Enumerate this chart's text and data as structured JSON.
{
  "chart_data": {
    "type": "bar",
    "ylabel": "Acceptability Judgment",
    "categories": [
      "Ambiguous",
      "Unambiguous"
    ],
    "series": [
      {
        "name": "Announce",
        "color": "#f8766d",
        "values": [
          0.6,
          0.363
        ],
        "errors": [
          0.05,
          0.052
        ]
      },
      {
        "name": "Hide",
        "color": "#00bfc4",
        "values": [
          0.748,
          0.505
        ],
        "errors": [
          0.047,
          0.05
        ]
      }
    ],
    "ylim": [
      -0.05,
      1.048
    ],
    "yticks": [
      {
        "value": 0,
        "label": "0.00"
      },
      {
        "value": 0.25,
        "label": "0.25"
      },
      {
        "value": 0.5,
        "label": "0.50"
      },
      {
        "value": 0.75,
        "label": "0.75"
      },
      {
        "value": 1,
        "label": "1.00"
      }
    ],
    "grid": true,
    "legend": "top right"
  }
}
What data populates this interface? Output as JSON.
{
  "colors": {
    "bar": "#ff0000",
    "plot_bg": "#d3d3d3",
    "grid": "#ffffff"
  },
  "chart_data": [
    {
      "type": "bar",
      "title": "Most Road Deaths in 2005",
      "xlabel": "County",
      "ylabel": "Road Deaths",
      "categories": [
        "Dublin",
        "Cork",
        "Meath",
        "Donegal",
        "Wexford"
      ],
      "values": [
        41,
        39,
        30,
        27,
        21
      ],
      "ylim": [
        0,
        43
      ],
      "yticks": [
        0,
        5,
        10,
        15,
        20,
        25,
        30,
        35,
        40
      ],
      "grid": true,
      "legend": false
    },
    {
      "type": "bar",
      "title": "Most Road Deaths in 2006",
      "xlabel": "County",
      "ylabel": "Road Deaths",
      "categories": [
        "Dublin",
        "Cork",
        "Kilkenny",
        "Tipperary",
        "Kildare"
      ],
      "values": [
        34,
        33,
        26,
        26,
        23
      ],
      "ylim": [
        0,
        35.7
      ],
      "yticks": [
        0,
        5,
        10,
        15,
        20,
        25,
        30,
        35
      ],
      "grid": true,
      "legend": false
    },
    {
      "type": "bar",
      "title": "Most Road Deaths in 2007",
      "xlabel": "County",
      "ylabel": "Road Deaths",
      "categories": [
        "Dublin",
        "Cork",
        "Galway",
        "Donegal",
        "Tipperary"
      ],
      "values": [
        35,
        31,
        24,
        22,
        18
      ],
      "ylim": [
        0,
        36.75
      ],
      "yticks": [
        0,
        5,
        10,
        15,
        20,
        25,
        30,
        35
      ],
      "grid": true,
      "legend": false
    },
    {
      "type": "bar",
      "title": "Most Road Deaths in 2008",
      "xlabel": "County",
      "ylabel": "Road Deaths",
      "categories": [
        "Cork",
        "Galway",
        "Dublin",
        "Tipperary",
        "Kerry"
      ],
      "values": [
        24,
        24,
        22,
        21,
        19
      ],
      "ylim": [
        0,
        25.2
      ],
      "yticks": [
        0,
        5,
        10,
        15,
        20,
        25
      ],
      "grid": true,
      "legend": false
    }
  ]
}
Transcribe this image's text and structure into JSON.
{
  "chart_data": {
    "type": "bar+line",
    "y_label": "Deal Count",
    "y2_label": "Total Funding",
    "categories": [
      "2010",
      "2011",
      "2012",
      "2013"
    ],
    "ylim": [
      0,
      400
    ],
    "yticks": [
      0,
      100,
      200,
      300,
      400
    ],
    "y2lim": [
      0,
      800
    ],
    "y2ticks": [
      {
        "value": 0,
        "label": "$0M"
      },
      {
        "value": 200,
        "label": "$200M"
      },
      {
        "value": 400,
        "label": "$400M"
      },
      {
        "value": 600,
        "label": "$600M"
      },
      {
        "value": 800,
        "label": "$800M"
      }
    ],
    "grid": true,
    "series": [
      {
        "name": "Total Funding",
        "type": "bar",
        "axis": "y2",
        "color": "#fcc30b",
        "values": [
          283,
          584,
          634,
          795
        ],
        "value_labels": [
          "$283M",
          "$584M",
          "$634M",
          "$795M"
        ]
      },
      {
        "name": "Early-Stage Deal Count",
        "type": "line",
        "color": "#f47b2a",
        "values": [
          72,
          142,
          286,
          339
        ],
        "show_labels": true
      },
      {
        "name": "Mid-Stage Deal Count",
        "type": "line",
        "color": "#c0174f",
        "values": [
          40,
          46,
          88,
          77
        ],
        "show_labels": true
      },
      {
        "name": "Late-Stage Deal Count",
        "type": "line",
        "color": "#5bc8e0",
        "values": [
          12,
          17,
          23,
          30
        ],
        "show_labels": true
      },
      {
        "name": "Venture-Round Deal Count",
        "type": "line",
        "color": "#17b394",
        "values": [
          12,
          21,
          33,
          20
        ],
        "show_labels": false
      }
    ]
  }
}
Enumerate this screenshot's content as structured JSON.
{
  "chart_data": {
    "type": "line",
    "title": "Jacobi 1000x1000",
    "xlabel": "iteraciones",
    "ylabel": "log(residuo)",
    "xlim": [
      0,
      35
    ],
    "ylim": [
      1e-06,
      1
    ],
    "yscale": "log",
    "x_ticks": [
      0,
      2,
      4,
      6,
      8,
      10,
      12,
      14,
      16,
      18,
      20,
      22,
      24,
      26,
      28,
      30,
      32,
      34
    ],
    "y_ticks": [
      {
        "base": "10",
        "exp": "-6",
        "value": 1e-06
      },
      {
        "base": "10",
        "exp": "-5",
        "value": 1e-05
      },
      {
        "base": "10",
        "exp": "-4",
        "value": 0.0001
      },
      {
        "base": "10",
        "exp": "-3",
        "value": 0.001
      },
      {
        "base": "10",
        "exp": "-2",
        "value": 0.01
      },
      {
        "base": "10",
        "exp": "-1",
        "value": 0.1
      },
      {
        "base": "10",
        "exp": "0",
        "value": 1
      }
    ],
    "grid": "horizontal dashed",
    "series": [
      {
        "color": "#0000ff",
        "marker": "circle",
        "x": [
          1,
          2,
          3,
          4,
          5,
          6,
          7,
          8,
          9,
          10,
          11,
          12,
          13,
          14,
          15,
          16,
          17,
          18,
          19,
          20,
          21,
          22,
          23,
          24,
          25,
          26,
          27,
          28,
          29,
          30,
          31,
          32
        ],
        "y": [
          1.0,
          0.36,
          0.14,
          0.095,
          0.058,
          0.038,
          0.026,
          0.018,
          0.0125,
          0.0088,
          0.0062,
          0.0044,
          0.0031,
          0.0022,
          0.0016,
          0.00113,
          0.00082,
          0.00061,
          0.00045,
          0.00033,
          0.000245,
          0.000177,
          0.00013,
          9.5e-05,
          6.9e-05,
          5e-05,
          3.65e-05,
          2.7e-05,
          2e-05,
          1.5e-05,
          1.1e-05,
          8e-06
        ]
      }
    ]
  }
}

● ● ● ●

** What the exercise asks **
Here, the records must be output exactly and in full.

** Written solution **
Enumerate this chart's text and data as structured JSON.
{
  "chart_data": {
    "type": "bar",
    "ylabel": "Acceptability Judgment",
    "categories": [
      "Ambiguous",
      "Unambiguous"
    ],
    "series": [
      {
        "name": "Announce",
        "color": "#f8766d",
        "values": [
          0.6,
          0.363
        ],
        "errors": [
          0.05,
          0.052
        ]
      },
      {
        "name": "Hide",
        "color": "#00bfc4",
        "values": [
          0.748,
          0.505
        ],
        "errors": [
          0.047,
          0.05
        ]
      }
    ],
    "ylim": [
      -0.05,
      1.048
    ],
    "yticks": [
      {
        "value": 0,
        "label": "0.00"
      },
      {
        "value": 0.25,
        "label": "0.25"
      },
      {
        "value": 0.5,
        "label": "0.50"
      },
      {
        "value": 0.75,
        "label": "0.75"
      },
      {
        "value": 1,
        "label": "1.00"
      }
    ],
    "grid": true,
    "legend": "top right"
  }
}
What data populates this interface? Output as JSON.
{
  "colors": {
    "bar": "#ff0000",
    "plot_bg": "#d3d3d3",
    "grid": "#ffffff"
  },
  "chart_data": [
    {
      "type": "bar",
      "title": "Most Road Deaths in 2005",
      "xlabel": "County",
      "ylabel": "Road Deaths",
      "categories": [
        "Dublin",
        "Cork",
        "Meath",
        "Donegal",
        "Wexford"
      ],
      "values": [
        41,
        39,
        30,
        27,
        21
      ],
      "ylim": [
        0,
        43
      ],
      "yticks": [
        0,
        5,
        10,
        15,
        20,
        25,
        30,
        35,
        40
      ],
      "grid": true,
      "legend": false
    },
    {
      "type": "bar",
      "title": "Most Road Deaths in 2006",
      "xlabel": "County",
      "ylabel": "Road Deaths",
      "categories": [
        "Dublin",
        "Cork",
        "Kilkenny",
        "Tipperary",
        "Kildare"
      ],
      "values": [
        34,
        33,
        26,
        26,
        23
      ],
      "ylim": [
        0,
        35.7
      ],
      "yticks": [
        0,
        5,
        10,
        15,
        20,
        25,
        30,
        35
      ],
      "grid": true,
      "legend": false
    },
    {
      "type": "bar",
      "title": "Most Road Deaths in 2007",
      "xlabel": "County",
      "ylabel": "Road Deaths",
      "categories": [
        "Dublin",
        "Cork",
        "Galway",
        "Donegal",
        "Tipperary"
      ],
      "values": [
        35,
        31,
        24,
        22,
        18
      ],
      "ylim": [
        0,
        36.75
      ],
      "yticks": [
        0,
        5,
        10,
        15,
        20,
        25,
        30,
        35
      ],
      "grid": true,
      "legend": false
    },
    {
      "type": "bar",
      "title": "Most Road Deaths in 2008",
      "xlabel": "County",
      "ylabel": "Road Deaths",
      "categories": [
        "Cork",
        "Galway",
        "Dublin",
        "Tipperary",
        "Kerry"
      ],
      "values": [
        24,
        24,
        22,
        21,
        19
      ],
      "ylim": [
        0,
        25.2
      ],
      "yticks": [
        0,
        5,
        10,
        15,
        20,
        25
      ],
      "grid": true,
      "legend": false
    }
  ]
}
Transcribe this image's text and structure into JSON.
{
  "chart_data": {
    "type": "bar+line",
    "y_label": "Deal Count",
    "y2_label": "Total Funding",
    "categories": [
      "2010",
      "2011",
      "2012",
      "2013"
    ],
    "ylim": [
      0,
      400
    ],
    "yticks": [
      0,
      100,
      200,
      300,
      400
    ],
    "y2lim": [
      0,
      800
    ],
    "y2ticks": [
      {
        "value": 0,
        "label": "$0M"
      },
      {
        "value": 200,
        "label": "$200M"
      },
      {
        "value": 400,
        "label": "$400M"
      },
      {
        "value": 600,
        "label": "$600M"
      },
      {
        "value": 800,
        "label": "$800M"
      }
    ],
    "grid": true,
    "series": [
      {
        "name": "Total Funding",
        "type": "bar",
        "axis": "y2",
        "color": "#fcc30b",
        "values": [
          283,
          584,
          634,
          795
        ],
        "value_labels": [
          "$283M",
          "$584M",
          "$634M",
          "$795M"
        ]
      },
      {
        "name": "Early-Stage Deal Count",
        "type": "line",
        "color": "#f47b2a",
        "values": [
          72,
          142,
          286,
          339
        ],
        "show_labels": true
      },
      {
        "name": "Mid-Stage Deal Count",
        "type": "line",
        "color": "#c0174f",
        "values": [
          40,
          46,
          88,
          77
        ],
        "show_labels": true
      },
      {
        "name": "Late-Stage Deal Count",
        "type": "line",
        "color": "#5bc8e0",
        "values": [
          12,
          17,
          23,
          30
        ],
        "show_labels": true
      },
      {
        "name": "Venture-Round Deal Count",
        "type": "line",
        "color": "#17b394",
        "values": [
          12,
          21,
          33,
          20
        ],
        "show_labels": false
      }
    ]
  }
}
Enumerate this screenshot's content as structured JSON.
{
  "chart_data": {
    "type": "line",
    "title": "Jacobi 1000x1000",
    "xlabel": "iteraciones",
    "ylabel": "log(residuo)",
    "xlim": [
      0,
      35
    ],
    "ylim": [
      1e-06,
      1
    ],
    "yscale": "log",
    "x_ticks": [
      0,
      2,
      4,
      6,
      8,
      10,
      12,
      14,
      16,
      18,
      20,
      22,
      24,
      26,
      28,
      30,
      32,
      34
    ],
    "y_ticks": [
      {
        "base": "10",
        "exp": "-6",
        "value": 1e-06
      },
      {
        "base": "10",
        "exp": "-5",
        "value": 1e-05
      },
      {
        "base": "10",
        "exp": "-4",
        "value": 0.0001
      },
      {
        "base": "10",
        "exp": "-3",
        "value": 0.001
      },
      {
        "base": "10",
        "exp": "-2",
        "value": 0.01
      },
      {
        "base": "10",
        "exp": "-1",
        "value": 0.1
      },
      {
        "base": "10",
        "exp": "0",
        "value": 1
      }
    ],
    "grid": "horizontal dashed",
    "series": [
      {
        "color": "#0000ff",
        "marker": "circle",
        "x": [
          1,
          2,
          3,
          4,
          5,
          6,
          7,
          8,
          9,
          10,
          11,
          12,
          13,
          14,
          15,
          16,
          17,
          18,
          19,
          20,
          21,
          22,
          23,
          24,
          25,
          26,
          27,
          28,
          29,
          30,
          31,
          32
        ],
        "y": [
          1.0,
          0.36,
          0.14,
          0.095,
          0.058,
          0.038,
          0.026,
          0.018,
          0.0125,
          0.0088,
          0.0062,
          0.0044,
          0.0031,
          0.0022,
          0.0016,
          0.00113,
          0.00082,
          0.00061,
          0.00045,
          0.00033,
          0.000245,
          0.000177,
          0.00013,
          9.5e-05,
          6.9e-05,
          5e-05,
          3.65e-05,
          2.7e-05,
          2e-05,
          1.5e-05,
          1.1e-05,
          8e-06
        ]
      }
    ]
  }
}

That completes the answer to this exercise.